» **Written problem**: Copy every line of the listing below word for word, omitting the pictures.

=== Provided information ===

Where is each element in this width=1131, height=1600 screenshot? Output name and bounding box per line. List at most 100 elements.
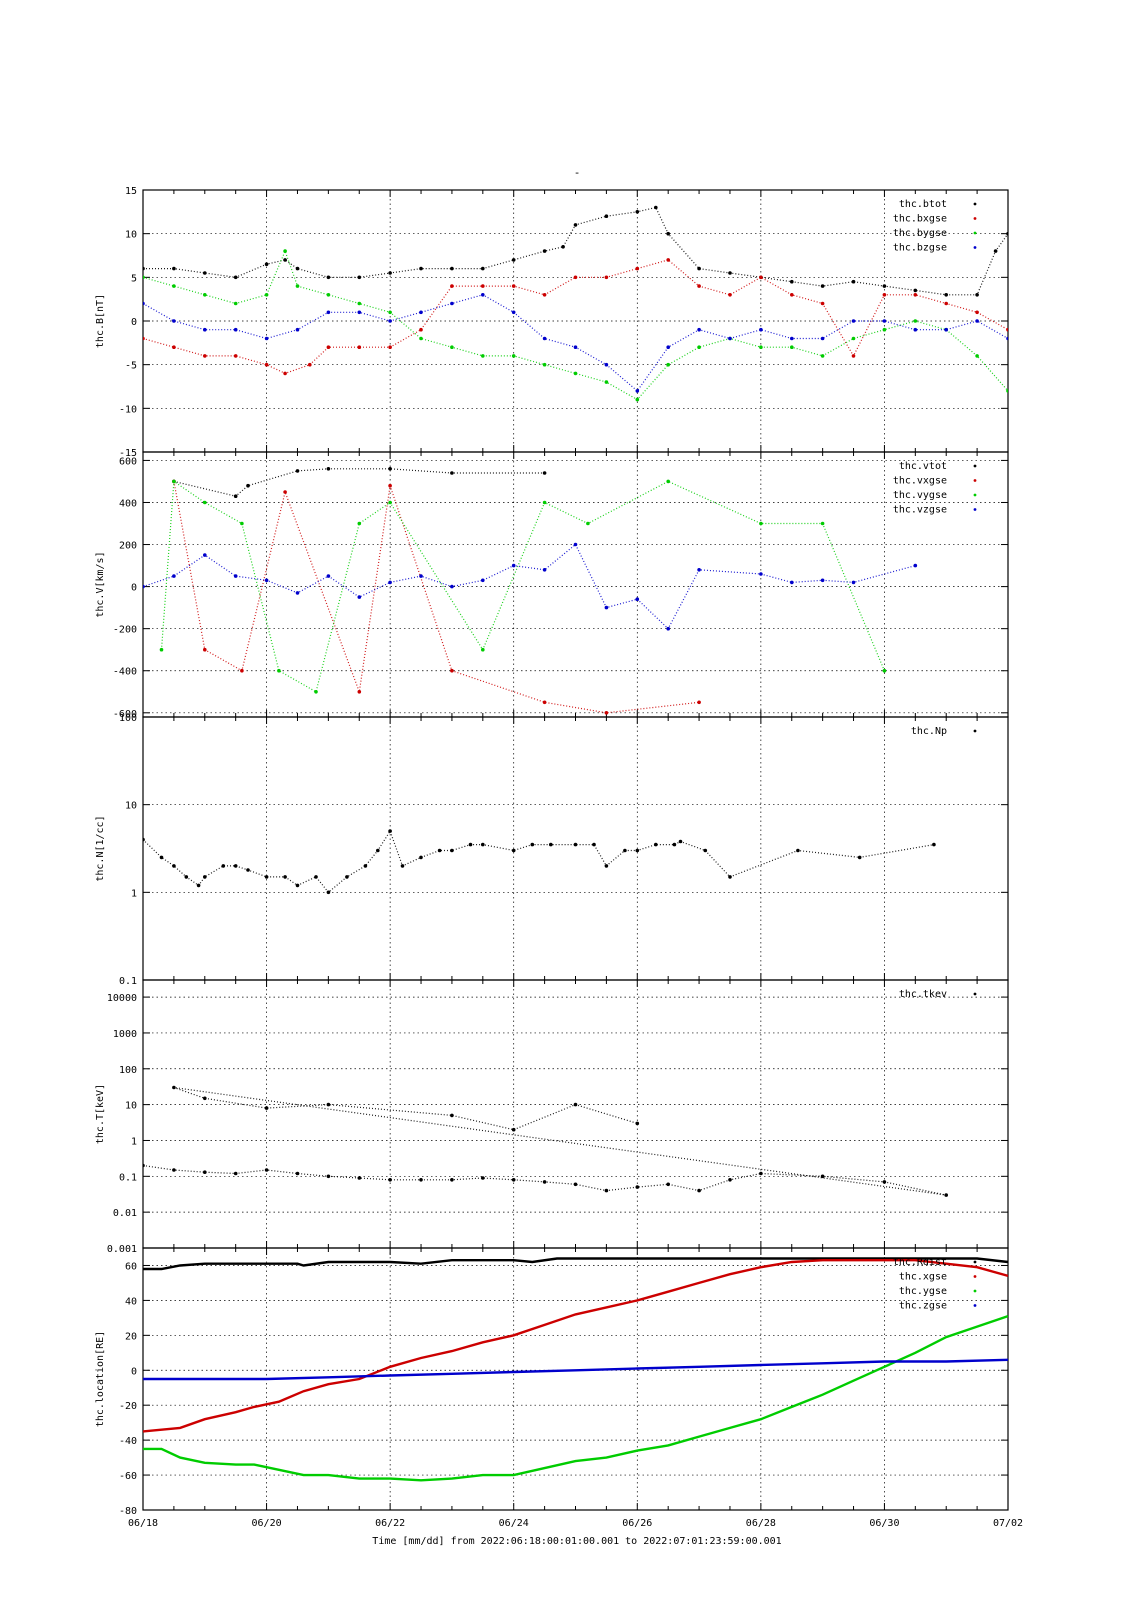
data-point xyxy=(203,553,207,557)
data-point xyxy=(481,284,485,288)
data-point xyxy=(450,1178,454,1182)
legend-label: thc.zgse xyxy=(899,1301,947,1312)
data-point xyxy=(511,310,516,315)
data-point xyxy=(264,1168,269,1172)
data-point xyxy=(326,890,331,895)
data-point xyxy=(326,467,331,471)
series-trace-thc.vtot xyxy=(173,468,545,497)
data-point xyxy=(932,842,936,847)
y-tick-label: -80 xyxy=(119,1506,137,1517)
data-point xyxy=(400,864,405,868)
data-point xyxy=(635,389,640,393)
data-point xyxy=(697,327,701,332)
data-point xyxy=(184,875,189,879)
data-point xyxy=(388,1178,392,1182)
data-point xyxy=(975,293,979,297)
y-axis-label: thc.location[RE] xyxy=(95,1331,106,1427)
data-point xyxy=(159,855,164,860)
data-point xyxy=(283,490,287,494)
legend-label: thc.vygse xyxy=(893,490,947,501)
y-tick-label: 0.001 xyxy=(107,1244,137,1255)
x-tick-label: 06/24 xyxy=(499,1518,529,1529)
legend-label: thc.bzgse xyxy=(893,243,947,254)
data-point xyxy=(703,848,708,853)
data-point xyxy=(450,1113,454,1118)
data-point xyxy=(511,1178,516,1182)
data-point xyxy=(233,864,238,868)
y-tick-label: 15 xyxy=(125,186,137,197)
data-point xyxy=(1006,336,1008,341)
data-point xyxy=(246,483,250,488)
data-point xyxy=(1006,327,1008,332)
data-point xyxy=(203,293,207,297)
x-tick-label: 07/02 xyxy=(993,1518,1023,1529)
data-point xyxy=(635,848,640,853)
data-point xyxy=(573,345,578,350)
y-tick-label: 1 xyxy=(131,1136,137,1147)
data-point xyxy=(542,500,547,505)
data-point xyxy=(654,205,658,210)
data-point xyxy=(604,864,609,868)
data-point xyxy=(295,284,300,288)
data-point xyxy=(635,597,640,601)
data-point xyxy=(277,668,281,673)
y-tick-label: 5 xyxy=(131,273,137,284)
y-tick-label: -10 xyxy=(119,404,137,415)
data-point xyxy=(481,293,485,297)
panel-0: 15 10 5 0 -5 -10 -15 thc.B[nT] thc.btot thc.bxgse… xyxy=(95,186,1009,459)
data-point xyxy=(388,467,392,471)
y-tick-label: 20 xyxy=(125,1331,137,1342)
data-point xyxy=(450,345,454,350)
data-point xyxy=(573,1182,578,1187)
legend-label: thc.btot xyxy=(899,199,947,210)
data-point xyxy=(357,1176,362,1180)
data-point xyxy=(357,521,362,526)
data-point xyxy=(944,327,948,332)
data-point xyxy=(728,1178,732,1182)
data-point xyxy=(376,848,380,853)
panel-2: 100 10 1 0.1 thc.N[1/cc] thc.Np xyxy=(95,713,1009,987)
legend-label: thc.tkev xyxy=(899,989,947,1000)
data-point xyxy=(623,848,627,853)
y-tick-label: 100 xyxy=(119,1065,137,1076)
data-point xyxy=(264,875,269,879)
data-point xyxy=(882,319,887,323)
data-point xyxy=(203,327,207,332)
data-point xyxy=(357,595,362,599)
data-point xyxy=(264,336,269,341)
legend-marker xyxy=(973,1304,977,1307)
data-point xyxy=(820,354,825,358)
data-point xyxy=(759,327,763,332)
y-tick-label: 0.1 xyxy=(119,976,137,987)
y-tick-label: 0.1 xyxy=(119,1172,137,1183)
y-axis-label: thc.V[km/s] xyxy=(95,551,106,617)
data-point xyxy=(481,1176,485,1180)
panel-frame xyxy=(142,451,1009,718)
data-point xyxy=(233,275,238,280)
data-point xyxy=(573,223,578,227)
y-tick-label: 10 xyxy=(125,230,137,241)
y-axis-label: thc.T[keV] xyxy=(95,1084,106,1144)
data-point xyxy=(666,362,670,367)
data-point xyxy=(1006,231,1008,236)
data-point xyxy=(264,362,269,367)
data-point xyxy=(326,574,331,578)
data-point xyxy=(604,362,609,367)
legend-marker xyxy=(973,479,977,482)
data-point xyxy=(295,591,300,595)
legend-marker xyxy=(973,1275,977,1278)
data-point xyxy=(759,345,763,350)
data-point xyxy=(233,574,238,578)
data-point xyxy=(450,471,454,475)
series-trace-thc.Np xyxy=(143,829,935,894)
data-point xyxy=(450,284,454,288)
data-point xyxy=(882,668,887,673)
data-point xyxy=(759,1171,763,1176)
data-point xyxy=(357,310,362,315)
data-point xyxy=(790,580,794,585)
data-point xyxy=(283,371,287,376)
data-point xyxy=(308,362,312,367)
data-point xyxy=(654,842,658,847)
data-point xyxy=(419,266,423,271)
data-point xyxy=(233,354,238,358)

===

» **Written solution**:
Where is each element in this width=1131, height=1600 screenshot? Output name and bounding box per line. List at most 100 elements.
data-point xyxy=(203,553,207,557)
data-point xyxy=(481,284,485,288)
data-point xyxy=(450,1178,454,1182)
legend-label: thc.zgse xyxy=(899,1301,947,1312)
data-point xyxy=(511,310,516,315)
data-point xyxy=(264,1168,269,1172)
data-point xyxy=(326,890,331,895)
data-point xyxy=(326,467,331,471)
series-trace-thc.vtot xyxy=(173,468,545,497)
data-point xyxy=(932,842,936,847)
y-tick-label: -80 xyxy=(119,1506,137,1517)
data-point xyxy=(400,864,405,868)
data-point xyxy=(635,389,640,393)
data-point xyxy=(697,327,701,332)
data-point xyxy=(184,875,189,879)
data-point xyxy=(388,1178,392,1182)
data-point xyxy=(975,293,979,297)
y-axis-label: thc.location[RE] xyxy=(95,1331,106,1427)
data-point xyxy=(159,855,164,860)
data-point xyxy=(283,490,287,494)
legend-label: thc.vygse xyxy=(893,490,947,501)
y-tick-label: 0.001 xyxy=(107,1244,137,1255)
x-tick-label: 06/24 xyxy=(499,1518,529,1529)
legend-label: thc.bzgse xyxy=(893,243,947,254)
data-point xyxy=(703,848,708,853)
data-point xyxy=(450,1113,454,1118)
data-point xyxy=(511,1178,516,1182)
data-point xyxy=(233,864,238,868)
y-tick-label: 15 xyxy=(125,186,137,197)
data-point xyxy=(1006,336,1008,341)
data-point xyxy=(246,483,250,488)
data-point xyxy=(1006,327,1008,332)
data-point xyxy=(203,293,207,297)
x-tick-label: 07/02 xyxy=(993,1518,1023,1529)
data-point xyxy=(635,848,640,853)
data-point xyxy=(573,345,578,350)
y-tick-label: 1 xyxy=(131,1136,137,1147)
data-point xyxy=(542,500,547,505)
data-point xyxy=(654,205,658,210)
data-point xyxy=(604,864,609,868)
data-point xyxy=(295,284,300,288)
data-point xyxy=(635,597,640,601)
data-point xyxy=(277,668,281,673)
y-tick-label: 5 xyxy=(131,273,137,284)
y-tick-label: -10 xyxy=(119,404,137,415)
data-point xyxy=(481,293,485,297)
panel-0: 15 10 5 0 -5 -10 -15 thc.B[nT] thc.btot thc.bxgse… xyxy=(95,186,1009,459)
data-point xyxy=(388,467,392,471)
y-tick-label: 20 xyxy=(125,1331,137,1342)
data-point xyxy=(450,345,454,350)
data-point xyxy=(573,1182,578,1187)
legend-label: thc.btot xyxy=(899,199,947,210)
data-point xyxy=(357,1176,362,1180)
data-point xyxy=(357,521,362,526)
data-point xyxy=(944,327,948,332)
data-point xyxy=(728,1178,732,1182)
data-point xyxy=(376,848,380,853)
panel-2: 100 10 1 0.1 thc.N[1/cc] thc.Np xyxy=(95,713,1009,987)
legend-label: thc.tkev xyxy=(899,989,947,1000)
data-point xyxy=(623,848,627,853)
y-tick-label: 100 xyxy=(119,1065,137,1076)
data-point xyxy=(264,875,269,879)
data-point xyxy=(882,319,887,323)
data-point xyxy=(203,327,207,332)
data-point xyxy=(357,595,362,599)
data-point xyxy=(264,336,269,341)
legend-marker xyxy=(973,1304,977,1307)
data-point xyxy=(820,354,825,358)
data-point xyxy=(759,327,763,332)
y-tick-label: 0.1 xyxy=(119,976,137,987)
y-tick-label: 0.1 xyxy=(119,1172,137,1183)
y-axis-label: thc.V[km/s] xyxy=(95,551,106,617)
data-point xyxy=(481,1176,485,1180)
panel-frame xyxy=(142,451,1009,718)
data-point xyxy=(233,275,238,280)
data-point xyxy=(573,223,578,227)
y-tick-label: 10 xyxy=(125,230,137,241)
y-axis-label: thc.T[keV] xyxy=(95,1084,106,1144)
data-point xyxy=(666,362,670,367)
data-point xyxy=(1006,231,1008,236)
data-point xyxy=(264,362,269,367)
data-point xyxy=(326,574,331,578)
data-point xyxy=(604,362,609,367)
legend-marker xyxy=(973,479,977,482)
data-point xyxy=(295,591,300,595)
legend-marker xyxy=(973,1275,977,1278)
data-point xyxy=(759,345,763,350)
data-point xyxy=(233,574,238,578)
data-point xyxy=(450,471,454,475)
series-trace-thc.Np xyxy=(143,829,935,894)
data-point xyxy=(450,284,454,288)
data-point xyxy=(882,668,887,673)
data-point xyxy=(759,1171,763,1176)
data-point xyxy=(357,310,362,315)
data-point xyxy=(790,580,794,585)
data-point xyxy=(283,371,287,376)
data-point xyxy=(308,362,312,367)
data-point xyxy=(654,842,658,847)
data-point xyxy=(419,266,423,271)
data-point xyxy=(233,354,238,358)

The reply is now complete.